- **Given task**: Each entry here needs to be set down again exactly, please; pictures are left out.

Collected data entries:

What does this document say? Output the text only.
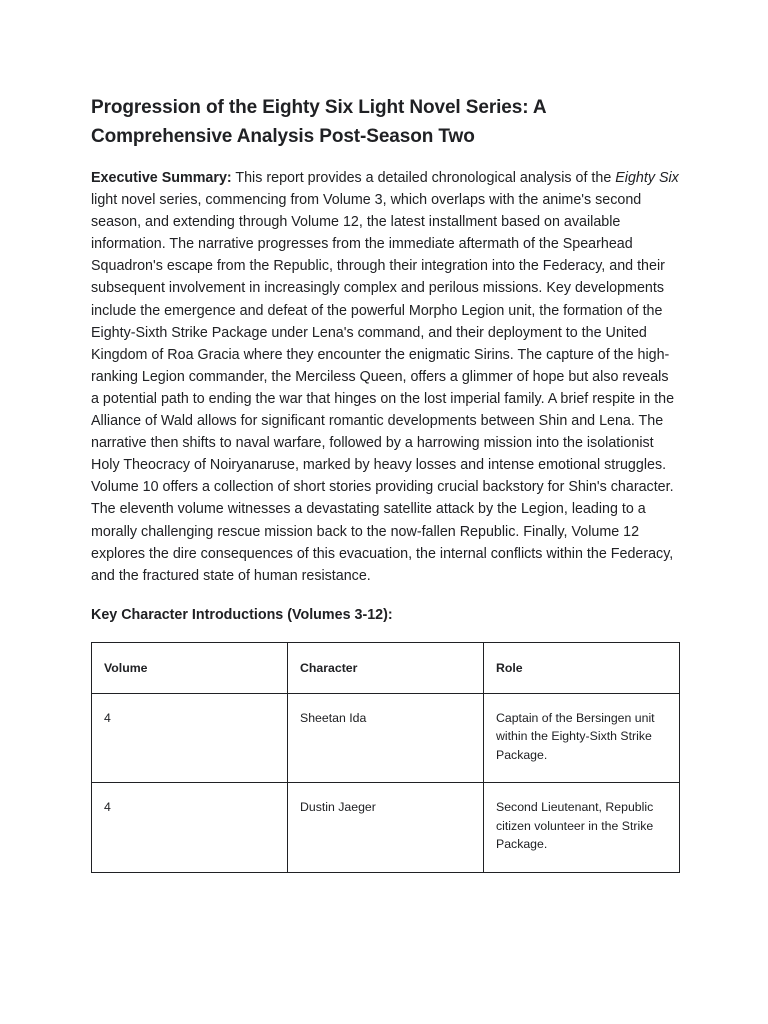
Progression of the Eighty Six Light Novel Series: A Comprehensive Analysis Post-Season Two

Executive Summary: This report provides a detailed chronological analysis of the Eighty Six light novel series, commencing from Volume 3, which overlaps with the anime's second season, and extending through Volume 12, the latest installment based on available information. The narrative progresses from the immediate aftermath of the Spearhead Squadron's escape from the Republic, through their integration into the Federacy, and their subsequent involvement in increasingly complex and perilous missions. Key developments include the emergence and defeat of the powerful Morpho Legion unit, the formation of the Eighty-Sixth Strike Package under Lena's command, and their deployment to the United Kingdom of Roa Gracia where they encounter the enigmatic Sirins. The capture of the high-ranking Legion commander, the Merciless Queen, offers a glimmer of hope but also reveals a potential path to ending the war that hinges on the lost imperial family. A brief respite in the Alliance of Wald allows for significant romantic developments between Shin and Lena. The narrative then shifts to naval warfare, followed by a harrowing mission into the isolationist Holy Theocracy of Noiryanaruse, marked by heavy losses and intense emotional struggles. Volume 10 offers a collection of short stories providing crucial backstory for Shin's character. The eleventh volume witnesses a devastating satellite attack by the Legion, leading to a morally challenging rescue mission back to the now-fallen Republic. Finally, Volume 12 explores the dire consequences of this evacuation, the internal conflicts within the Federacy, and the fractured state of human resistance.

Key Character Introductions (Volumes 3-12):
Volume	Character	Role
4	Sheetan Ida	Captain of the Bersingen unit within the Eighty-Sixth Strike Package.
4	Dustin Jaeger	Second Lieutenant, Republic citizen volunteer in the Strike Package.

- **Complete output**:
What does this document say? Output the text only.
Progression of the Eighty Six Light Novel Series: A Comprehensive Analysis Post-Season Two

Executive Summary: This report provides a detailed chronological analysis of the Eighty Six light novel series, commencing from Volume 3, which overlaps with the anime's second season, and extending through Volume 12, the latest installment based on available information. The narrative progresses from the immediate aftermath of the Spearhead Squadron's escape from the Republic, through their integration into the Federacy, and their subsequent involvement in increasingly complex and perilous missions. Key developments include the emergence and defeat of the powerful Morpho Legion unit, the formation of the Eighty-Sixth Strike Package under Lena's command, and their deployment to the United Kingdom of Roa Gracia where they encounter the enigmatic Sirins. The capture of the high-ranking Legion commander, the Merciless Queen, offers a glimmer of hope but also reveals a potential path to ending the war that hinges on the lost imperial family. A brief respite in the Alliance of Wald allows for significant romantic developments between Shin and Lena. The narrative then shifts to naval warfare, followed by a harrowing mission into the isolationist Holy Theocracy of Noiryanaruse, marked by heavy losses and intense emotional struggles. Volume 10 offers a collection of short stories providing crucial backstory for Shin's character. The eleventh volume witnesses a devastating satellite attack by the Legion, leading to a morally challenging rescue mission back to the now-fallen Republic. Finally, Volume 12 explores the dire consequences of this evacuation, the internal conflicts within the Federacy, and the fractured state of human resistance.

Key Character Introductions (Volumes 3-12):
Volume	Character	Role
4	Sheetan Ida	Captain of the Bersingen unit within the Eighty-Sixth Strike Package.
4	Dustin Jaeger	Second Lieutenant, Republic citizen volunteer in the Strike Package.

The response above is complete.